───── Provided records ─────

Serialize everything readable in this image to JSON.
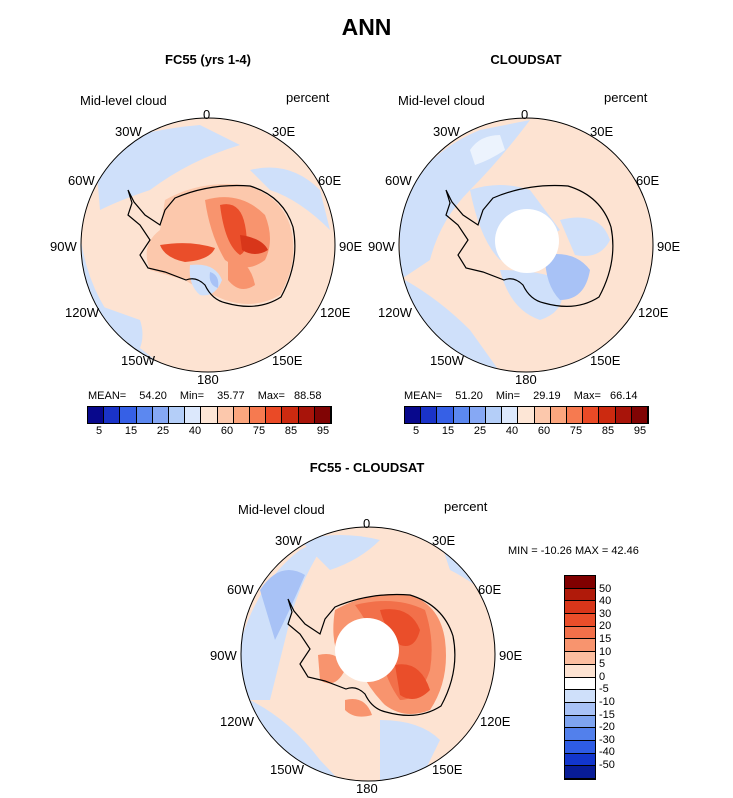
{
  "title": "ANN",
  "panels": [
    {
      "title": "FC55 (yrs 1-4)",
      "variable": "Mid-level cloud",
      "units": "percent",
      "lon_labels": [
        "0",
        "30E",
        "60E",
        "90E",
        "120E",
        "150E",
        "180",
        "150W",
        "120W",
        "90W",
        "60W",
        "30W"
      ],
      "stats": {
        "mean_label": "MEAN=",
        "mean": "54.20",
        "min_label": "Min=",
        "min": "35.77",
        "max_label": "Max=",
        "max": "88.58"
      },
      "colorbar_labels": [
        "5",
        "15",
        "25",
        "40",
        "60",
        "75",
        "85",
        "95"
      ]
    },
    {
      "title": "CLOUDSAT",
      "variable": "Mid-level cloud",
      "units": "percent",
      "lon_labels": [
        "0",
        "30E",
        "60E",
        "90E",
        "120E",
        "150E",
        "180",
        "150W",
        "120W",
        "90W",
        "60W",
        "30W"
      ],
      "stats": {
        "mean_label": "MEAN=",
        "mean": "51.20",
        "min_label": "Min=",
        "min": "29.19",
        "max_label": "Max=",
        "max": "66.14"
      },
      "colorbar_labels": [
        "5",
        "15",
        "25",
        "40",
        "60",
        "75",
        "85",
        "95"
      ]
    },
    {
      "title": "FC55 - CLOUDSAT",
      "variable": "Mid-level cloud",
      "units": "percent",
      "lon_labels": [
        "0",
        "30E",
        "60E",
        "90E",
        "120E",
        "150E",
        "180",
        "150W",
        "120W",
        "90W",
        "60W",
        "30W"
      ],
      "minmax_text": "MIN = -10.26 MAX =  42.46",
      "colorbar_labels": [
        "50",
        "40",
        "30",
        "20",
        "15",
        "10",
        "5",
        "0",
        "-5",
        "-10",
        "-15",
        "-20",
        "-30",
        "-40",
        "-50"
      ]
    }
  ],
  "colors": {
    "abs_scale": [
      "#08088c",
      "#1a33c8",
      "#3660e6",
      "#5c88f0",
      "#86a8f4",
      "#b4cef8",
      "#dce8fc",
      "#fde6d6",
      "#fcc8ac",
      "#fba67e",
      "#f67a50",
      "#ea4a26",
      "#cc2a10",
      "#a8140a",
      "#800404"
    ],
    "diff_scale": [
      "#800000",
      "#b01a0a",
      "#d8361a",
      "#ea4e2a",
      "#f2704a",
      "#f8946e",
      "#fcbea0",
      "#fde3d2",
      "#ffffff",
      "#cfe0fa",
      "#a8c2f6",
      "#7ea4f0",
      "#5280ec",
      "#2e5ce4",
      "#1236cc",
      "#081c96"
    ],
    "land_light_blue": "#cfe0fa",
    "ocean_peach": "#fde3d2"
  }
}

─────

Exercise goal: Reproduce the material above verbatim; omit every picture.

Response:
Serialize everything readable in this image to JSON.
{
  "title": "ANN",
  "panels": [
    {
      "title": "FC55 (yrs 1-4)",
      "variable": "Mid-level cloud",
      "units": "percent",
      "lon_labels": [
        "0",
        "30E",
        "60E",
        "90E",
        "120E",
        "150E",
        "180",
        "150W",
        "120W",
        "90W",
        "60W",
        "30W"
      ],
      "stats": {
        "mean_label": "MEAN=",
        "mean": "54.20",
        "min_label": "Min=",
        "min": "35.77",
        "max_label": "Max=",
        "max": "88.58"
      },
      "colorbar_labels": [
        "5",
        "15",
        "25",
        "40",
        "60",
        "75",
        "85",
        "95"
      ]
    },
    {
      "title": "CLOUDSAT",
      "variable": "Mid-level cloud",
      "units": "percent",
      "lon_labels": [
        "0",
        "30E",
        "60E",
        "90E",
        "120E",
        "150E",
        "180",
        "150W",
        "120W",
        "90W",
        "60W",
        "30W"
      ],
      "stats": {
        "mean_label": "MEAN=",
        "mean": "51.20",
        "min_label": "Min=",
        "min": "29.19",
        "max_label": "Max=",
        "max": "66.14"
      },
      "colorbar_labels": [
        "5",
        "15",
        "25",
        "40",
        "60",
        "75",
        "85",
        "95"
      ]
    },
    {
      "title": "FC55 - CLOUDSAT",
      "variable": "Mid-level cloud",
      "units": "percent",
      "lon_labels": [
        "0",
        "30E",
        "60E",
        "90E",
        "120E",
        "150E",
        "180",
        "150W",
        "120W",
        "90W",
        "60W",
        "30W"
      ],
      "minmax_text": "MIN = -10.26 MAX =  42.46",
      "colorbar_labels": [
        "50",
        "40",
        "30",
        "20",
        "15",
        "10",
        "5",
        "0",
        "-5",
        "-10",
        "-15",
        "-20",
        "-30",
        "-40",
        "-50"
      ]
    }
  ],
  "colors": {
    "abs_scale": [
      "#08088c",
      "#1a33c8",
      "#3660e6",
      "#5c88f0",
      "#86a8f4",
      "#b4cef8",
      "#dce8fc",
      "#fde6d6",
      "#fcc8ac",
      "#fba67e",
      "#f67a50",
      "#ea4a26",
      "#cc2a10",
      "#a8140a",
      "#800404"
    ],
    "diff_scale": [
      "#800000",
      "#b01a0a",
      "#d8361a",
      "#ea4e2a",
      "#f2704a",
      "#f8946e",
      "#fcbea0",
      "#fde3d2",
      "#ffffff",
      "#cfe0fa",
      "#a8c2f6",
      "#7ea4f0",
      "#5280ec",
      "#2e5ce4",
      "#1236cc",
      "#081c96"
    ],
    "land_light_blue": "#cfe0fa",
    "ocean_peach": "#fde3d2"
  }
}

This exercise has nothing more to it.